REQUIRED WORK — Repeat, word for word, every line from the line holding "Give me the" through the final line of the entries below. Skip all pictures.

SOURCE DATA —

——

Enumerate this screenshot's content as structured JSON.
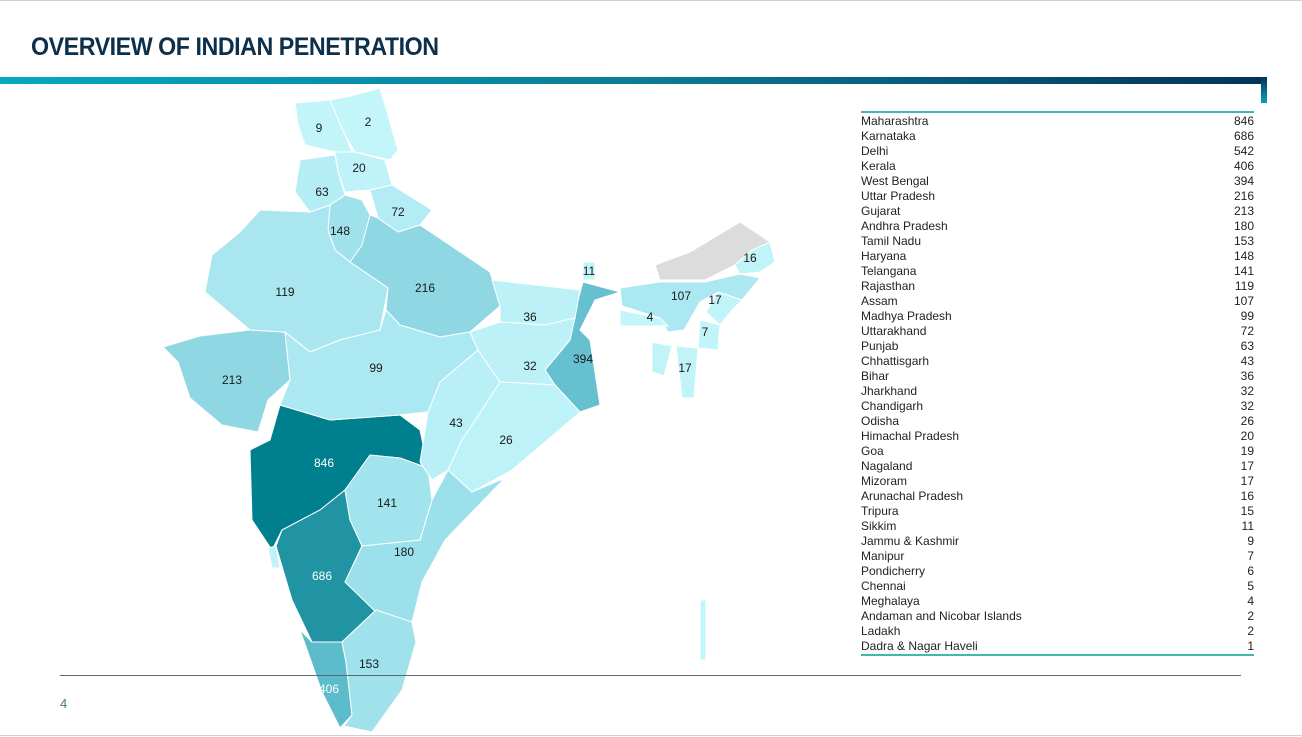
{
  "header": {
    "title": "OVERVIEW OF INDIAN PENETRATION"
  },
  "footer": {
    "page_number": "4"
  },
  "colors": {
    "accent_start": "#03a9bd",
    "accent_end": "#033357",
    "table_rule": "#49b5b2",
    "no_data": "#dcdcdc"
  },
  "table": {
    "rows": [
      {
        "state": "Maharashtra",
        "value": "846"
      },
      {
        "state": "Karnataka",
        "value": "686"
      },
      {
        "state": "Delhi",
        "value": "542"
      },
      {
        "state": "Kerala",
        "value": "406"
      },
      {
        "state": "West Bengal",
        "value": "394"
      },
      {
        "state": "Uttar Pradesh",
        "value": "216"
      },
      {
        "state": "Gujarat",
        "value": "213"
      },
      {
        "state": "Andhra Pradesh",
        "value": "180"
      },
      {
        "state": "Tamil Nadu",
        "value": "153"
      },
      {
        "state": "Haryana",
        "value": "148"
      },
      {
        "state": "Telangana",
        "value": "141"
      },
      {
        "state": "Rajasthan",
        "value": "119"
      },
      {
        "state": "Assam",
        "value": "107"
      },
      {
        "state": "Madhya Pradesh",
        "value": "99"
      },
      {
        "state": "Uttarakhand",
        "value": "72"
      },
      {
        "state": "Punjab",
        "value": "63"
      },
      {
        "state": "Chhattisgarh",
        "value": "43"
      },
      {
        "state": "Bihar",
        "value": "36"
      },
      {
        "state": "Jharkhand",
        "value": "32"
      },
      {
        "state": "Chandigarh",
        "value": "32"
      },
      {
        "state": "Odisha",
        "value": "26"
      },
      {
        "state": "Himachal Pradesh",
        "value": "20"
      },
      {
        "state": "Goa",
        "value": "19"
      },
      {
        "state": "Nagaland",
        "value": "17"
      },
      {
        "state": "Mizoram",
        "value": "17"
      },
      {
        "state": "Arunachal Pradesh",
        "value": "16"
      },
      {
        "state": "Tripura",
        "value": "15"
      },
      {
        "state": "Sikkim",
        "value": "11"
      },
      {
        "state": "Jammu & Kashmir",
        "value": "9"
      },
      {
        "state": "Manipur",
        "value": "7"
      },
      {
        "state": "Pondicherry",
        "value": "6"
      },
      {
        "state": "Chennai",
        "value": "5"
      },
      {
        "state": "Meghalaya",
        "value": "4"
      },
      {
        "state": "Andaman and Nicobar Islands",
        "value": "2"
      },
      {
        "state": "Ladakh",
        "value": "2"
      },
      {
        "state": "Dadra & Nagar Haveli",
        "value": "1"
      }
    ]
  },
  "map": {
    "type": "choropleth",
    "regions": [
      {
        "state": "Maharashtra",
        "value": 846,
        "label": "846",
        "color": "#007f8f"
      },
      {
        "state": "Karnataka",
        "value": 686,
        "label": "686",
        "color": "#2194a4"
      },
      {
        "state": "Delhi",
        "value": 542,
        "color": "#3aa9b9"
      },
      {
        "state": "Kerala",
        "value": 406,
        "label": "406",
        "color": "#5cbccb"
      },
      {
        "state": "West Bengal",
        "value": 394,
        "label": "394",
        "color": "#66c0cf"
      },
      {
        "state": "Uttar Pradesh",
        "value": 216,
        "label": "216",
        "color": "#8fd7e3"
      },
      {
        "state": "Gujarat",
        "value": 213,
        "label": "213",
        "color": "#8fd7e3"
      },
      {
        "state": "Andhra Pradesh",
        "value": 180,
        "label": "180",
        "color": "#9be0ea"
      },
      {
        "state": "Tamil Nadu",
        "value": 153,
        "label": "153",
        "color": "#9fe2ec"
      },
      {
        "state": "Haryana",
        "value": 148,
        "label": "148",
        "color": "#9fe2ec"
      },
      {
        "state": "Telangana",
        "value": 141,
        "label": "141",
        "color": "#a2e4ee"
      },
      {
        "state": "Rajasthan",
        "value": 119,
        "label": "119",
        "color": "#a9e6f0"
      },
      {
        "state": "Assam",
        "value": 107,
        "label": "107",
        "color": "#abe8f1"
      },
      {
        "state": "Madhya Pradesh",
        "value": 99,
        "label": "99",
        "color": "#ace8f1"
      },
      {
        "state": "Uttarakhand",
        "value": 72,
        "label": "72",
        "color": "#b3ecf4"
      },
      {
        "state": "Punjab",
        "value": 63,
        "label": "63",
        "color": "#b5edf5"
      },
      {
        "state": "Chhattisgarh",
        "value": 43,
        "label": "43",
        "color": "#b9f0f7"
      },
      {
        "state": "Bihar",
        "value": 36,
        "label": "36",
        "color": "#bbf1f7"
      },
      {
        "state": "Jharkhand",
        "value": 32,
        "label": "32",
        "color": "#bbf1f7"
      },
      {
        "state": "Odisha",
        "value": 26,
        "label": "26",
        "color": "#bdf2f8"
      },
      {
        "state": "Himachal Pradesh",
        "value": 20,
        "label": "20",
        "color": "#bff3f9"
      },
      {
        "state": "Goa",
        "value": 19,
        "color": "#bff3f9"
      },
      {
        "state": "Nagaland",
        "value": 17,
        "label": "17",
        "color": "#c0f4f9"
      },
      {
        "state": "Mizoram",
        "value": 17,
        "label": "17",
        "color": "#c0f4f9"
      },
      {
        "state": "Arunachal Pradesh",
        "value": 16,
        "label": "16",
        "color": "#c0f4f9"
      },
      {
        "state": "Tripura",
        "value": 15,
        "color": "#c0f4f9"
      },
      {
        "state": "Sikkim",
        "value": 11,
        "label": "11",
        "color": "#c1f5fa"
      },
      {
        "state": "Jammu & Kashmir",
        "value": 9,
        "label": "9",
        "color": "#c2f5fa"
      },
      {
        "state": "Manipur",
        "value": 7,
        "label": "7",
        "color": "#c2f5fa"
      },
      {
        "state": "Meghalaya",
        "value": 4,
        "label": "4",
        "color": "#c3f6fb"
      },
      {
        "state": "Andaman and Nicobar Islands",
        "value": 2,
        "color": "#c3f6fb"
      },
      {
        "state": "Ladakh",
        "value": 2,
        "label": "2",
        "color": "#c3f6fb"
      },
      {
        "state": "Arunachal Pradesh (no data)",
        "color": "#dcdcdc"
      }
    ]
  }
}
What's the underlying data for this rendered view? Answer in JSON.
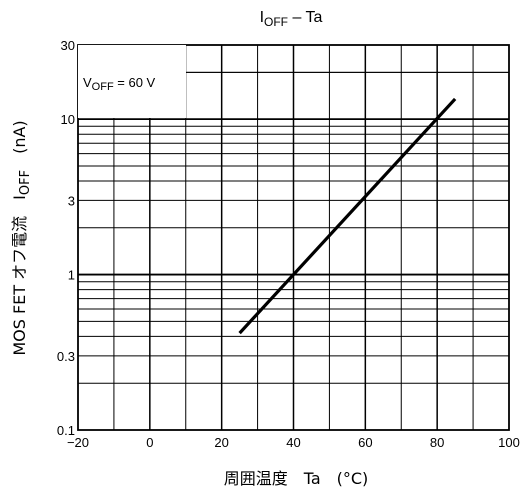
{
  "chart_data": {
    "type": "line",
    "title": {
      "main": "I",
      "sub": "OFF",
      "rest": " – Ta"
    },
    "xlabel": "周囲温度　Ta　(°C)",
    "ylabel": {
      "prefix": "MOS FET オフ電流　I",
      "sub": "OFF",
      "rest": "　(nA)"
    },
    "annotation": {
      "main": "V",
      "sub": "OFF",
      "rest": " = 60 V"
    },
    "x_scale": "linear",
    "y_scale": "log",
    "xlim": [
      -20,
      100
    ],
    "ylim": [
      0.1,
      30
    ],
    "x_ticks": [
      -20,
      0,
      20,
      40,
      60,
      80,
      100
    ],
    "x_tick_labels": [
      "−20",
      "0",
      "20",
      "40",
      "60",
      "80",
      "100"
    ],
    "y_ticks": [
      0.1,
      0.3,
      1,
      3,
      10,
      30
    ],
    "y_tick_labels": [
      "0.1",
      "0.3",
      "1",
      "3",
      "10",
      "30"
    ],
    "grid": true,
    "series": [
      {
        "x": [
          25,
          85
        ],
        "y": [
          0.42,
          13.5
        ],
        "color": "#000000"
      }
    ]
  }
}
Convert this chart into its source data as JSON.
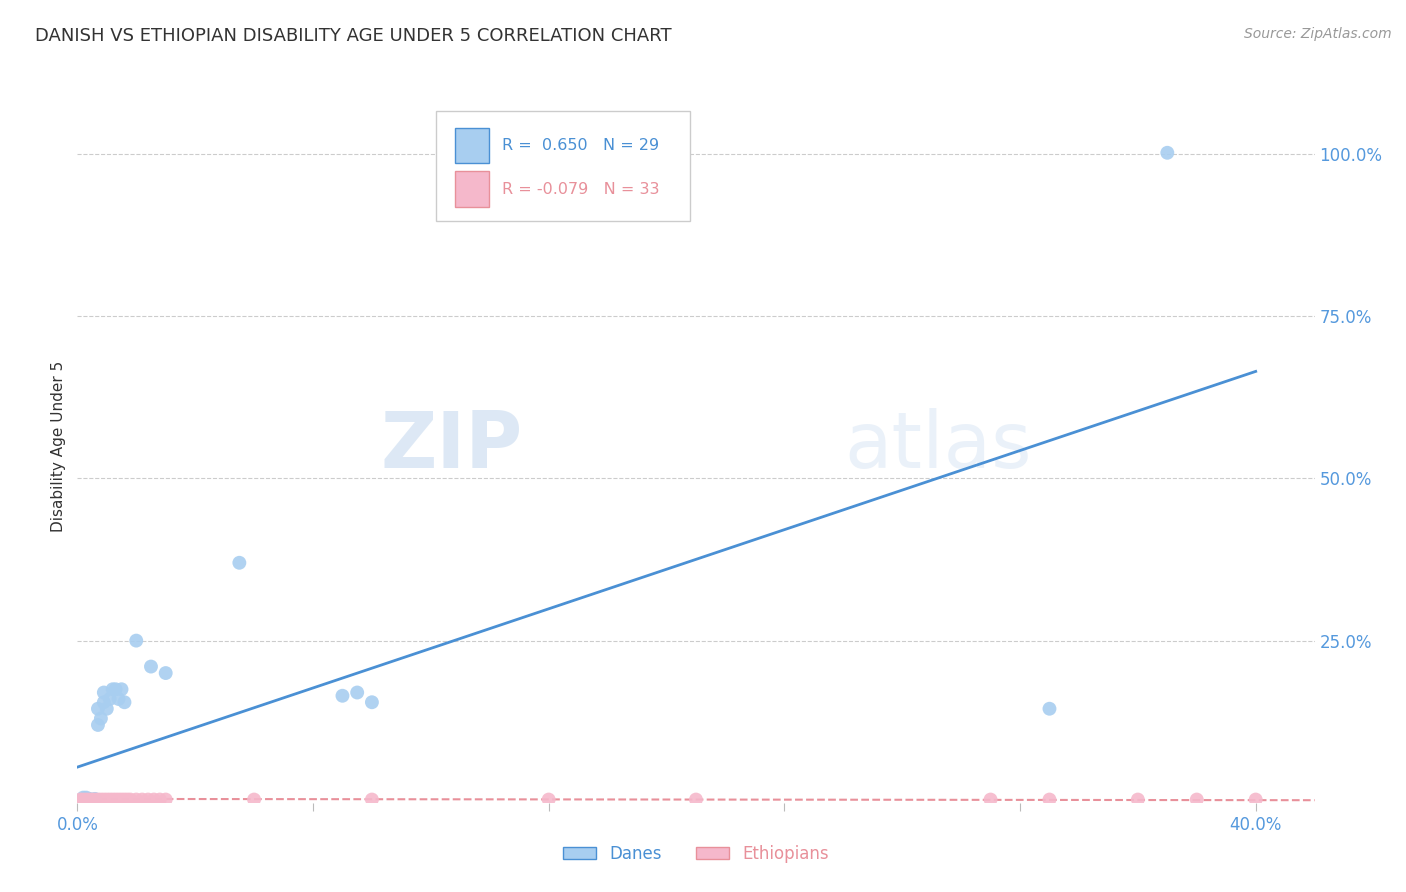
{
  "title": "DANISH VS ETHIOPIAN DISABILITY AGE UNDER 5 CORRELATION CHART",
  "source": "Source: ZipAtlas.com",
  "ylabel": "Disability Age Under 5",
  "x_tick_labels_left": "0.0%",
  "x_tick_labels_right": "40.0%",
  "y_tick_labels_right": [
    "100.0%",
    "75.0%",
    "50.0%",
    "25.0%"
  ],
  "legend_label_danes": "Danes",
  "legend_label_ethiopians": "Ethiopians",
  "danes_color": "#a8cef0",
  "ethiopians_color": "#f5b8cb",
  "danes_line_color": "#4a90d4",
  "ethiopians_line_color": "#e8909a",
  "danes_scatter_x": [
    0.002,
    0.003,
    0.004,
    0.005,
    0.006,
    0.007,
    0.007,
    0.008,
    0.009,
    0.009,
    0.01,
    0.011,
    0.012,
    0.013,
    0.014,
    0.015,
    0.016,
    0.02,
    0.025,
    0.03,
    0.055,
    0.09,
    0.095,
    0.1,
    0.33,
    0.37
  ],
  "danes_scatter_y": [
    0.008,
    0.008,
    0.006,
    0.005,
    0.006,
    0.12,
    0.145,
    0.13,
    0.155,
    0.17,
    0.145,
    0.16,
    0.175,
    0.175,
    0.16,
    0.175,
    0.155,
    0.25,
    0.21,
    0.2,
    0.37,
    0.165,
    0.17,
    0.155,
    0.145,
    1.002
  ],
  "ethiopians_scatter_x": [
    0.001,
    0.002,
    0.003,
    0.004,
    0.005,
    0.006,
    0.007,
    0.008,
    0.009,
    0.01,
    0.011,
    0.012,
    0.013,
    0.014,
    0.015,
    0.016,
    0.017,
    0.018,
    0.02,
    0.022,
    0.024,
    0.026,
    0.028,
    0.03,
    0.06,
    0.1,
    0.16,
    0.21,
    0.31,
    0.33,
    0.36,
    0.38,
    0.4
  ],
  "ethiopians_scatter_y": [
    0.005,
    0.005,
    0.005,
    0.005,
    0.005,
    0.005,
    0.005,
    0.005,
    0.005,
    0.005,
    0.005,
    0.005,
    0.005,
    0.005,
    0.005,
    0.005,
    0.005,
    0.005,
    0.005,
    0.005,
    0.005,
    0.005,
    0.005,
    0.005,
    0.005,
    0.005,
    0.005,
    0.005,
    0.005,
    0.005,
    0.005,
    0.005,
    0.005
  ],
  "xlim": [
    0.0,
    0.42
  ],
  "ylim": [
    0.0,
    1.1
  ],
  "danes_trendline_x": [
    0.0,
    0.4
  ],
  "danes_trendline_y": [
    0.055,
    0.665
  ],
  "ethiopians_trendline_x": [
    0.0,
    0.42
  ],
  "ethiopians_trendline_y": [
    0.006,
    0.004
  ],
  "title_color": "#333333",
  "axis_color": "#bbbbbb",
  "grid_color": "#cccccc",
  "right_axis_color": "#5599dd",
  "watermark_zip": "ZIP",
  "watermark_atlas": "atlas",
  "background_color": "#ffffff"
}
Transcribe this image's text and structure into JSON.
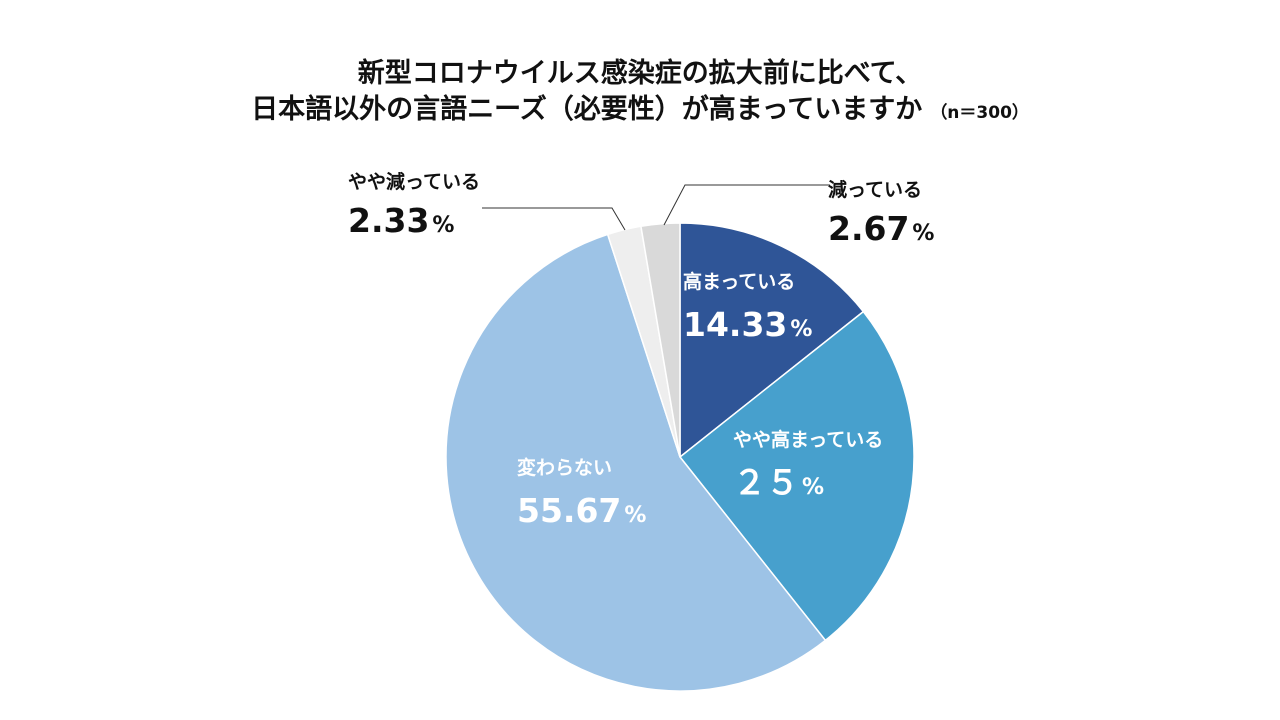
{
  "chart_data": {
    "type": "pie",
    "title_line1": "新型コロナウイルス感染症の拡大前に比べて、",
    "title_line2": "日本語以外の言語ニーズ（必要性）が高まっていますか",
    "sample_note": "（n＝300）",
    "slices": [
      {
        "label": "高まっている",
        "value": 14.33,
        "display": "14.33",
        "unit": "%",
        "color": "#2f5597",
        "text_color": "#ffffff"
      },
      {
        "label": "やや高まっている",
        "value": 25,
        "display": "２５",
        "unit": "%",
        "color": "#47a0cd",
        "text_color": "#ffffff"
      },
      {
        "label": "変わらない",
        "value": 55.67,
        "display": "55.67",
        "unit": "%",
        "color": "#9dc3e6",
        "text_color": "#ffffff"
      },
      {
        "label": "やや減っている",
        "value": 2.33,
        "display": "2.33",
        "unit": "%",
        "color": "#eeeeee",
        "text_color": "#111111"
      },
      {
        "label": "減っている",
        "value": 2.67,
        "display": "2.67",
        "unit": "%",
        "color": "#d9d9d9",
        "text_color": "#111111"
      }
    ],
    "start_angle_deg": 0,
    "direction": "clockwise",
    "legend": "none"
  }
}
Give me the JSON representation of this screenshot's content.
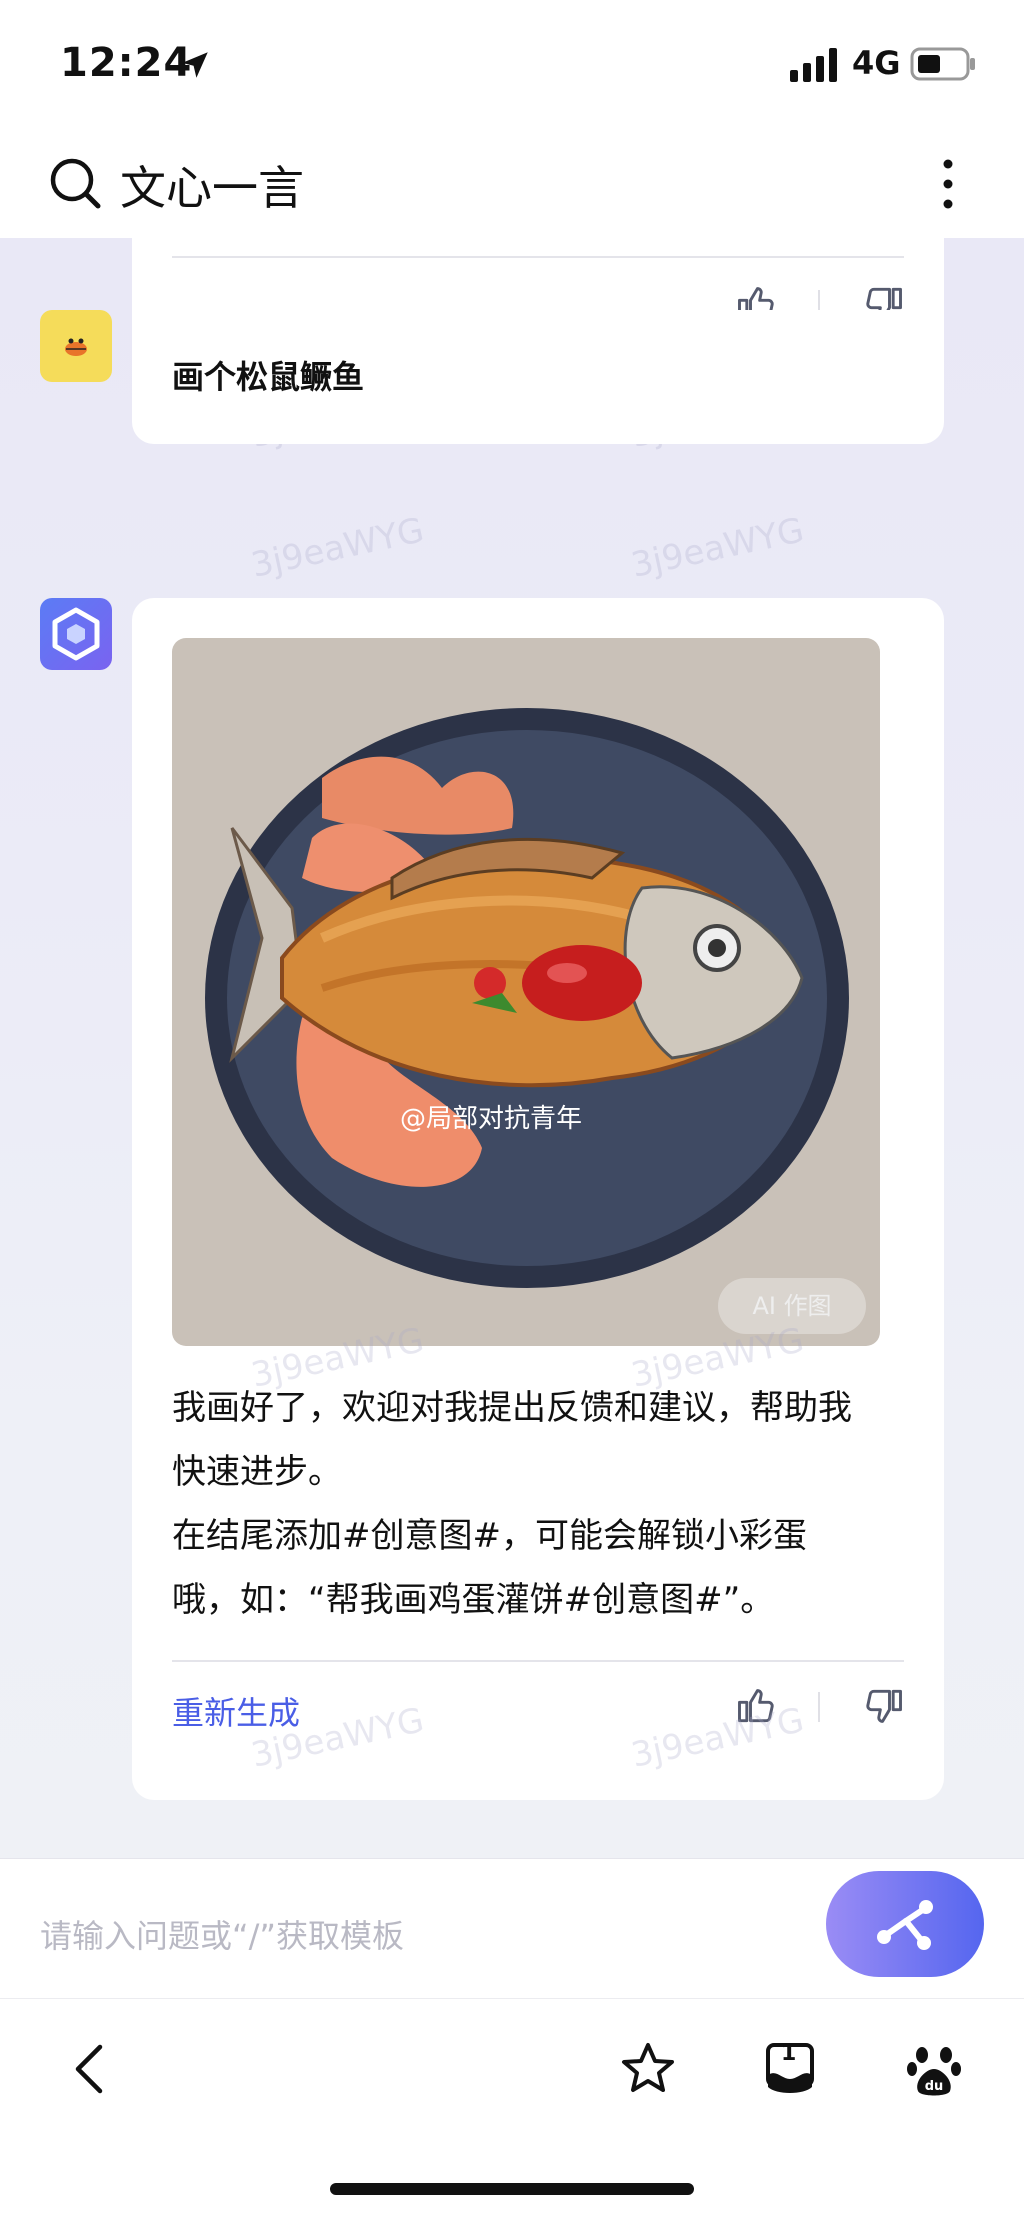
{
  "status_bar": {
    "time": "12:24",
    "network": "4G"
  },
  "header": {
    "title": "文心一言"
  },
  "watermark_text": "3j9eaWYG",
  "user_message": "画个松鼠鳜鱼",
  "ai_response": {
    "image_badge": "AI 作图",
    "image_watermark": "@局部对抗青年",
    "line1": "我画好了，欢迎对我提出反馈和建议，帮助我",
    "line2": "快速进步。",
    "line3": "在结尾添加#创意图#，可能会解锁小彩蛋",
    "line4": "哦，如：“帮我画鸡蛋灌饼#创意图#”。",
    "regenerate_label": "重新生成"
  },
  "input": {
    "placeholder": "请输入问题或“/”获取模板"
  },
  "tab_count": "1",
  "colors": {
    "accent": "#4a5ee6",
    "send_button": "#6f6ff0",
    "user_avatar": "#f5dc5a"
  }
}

——

RESPONSE —
Give me the JSON representation of this screenshot's content.
{
  "status_bar": {
    "time": "12:24",
    "network": "4G"
  },
  "header": {
    "title": "文心一言"
  },
  "watermark_text": "3j9eaWYG",
  "user_message": "画个松鼠鳜鱼",
  "ai_response": {
    "image_badge": "AI 作图",
    "image_watermark": "@局部对抗青年",
    "line1": "我画好了，欢迎对我提出反馈和建议，帮助我",
    "line2": "快速进步。",
    "line3": "在结尾添加#创意图#，可能会解锁小彩蛋",
    "line4": "哦，如：“帮我画鸡蛋灌饼#创意图#”。",
    "regenerate_label": "重新生成"
  },
  "input": {
    "placeholder": "请输入问题或“/”获取模板"
  },
  "tab_count": "1",
  "colors": {
    "accent": "#4a5ee6",
    "send_button": "#6f6ff0",
    "user_avatar": "#f5dc5a"
  }
}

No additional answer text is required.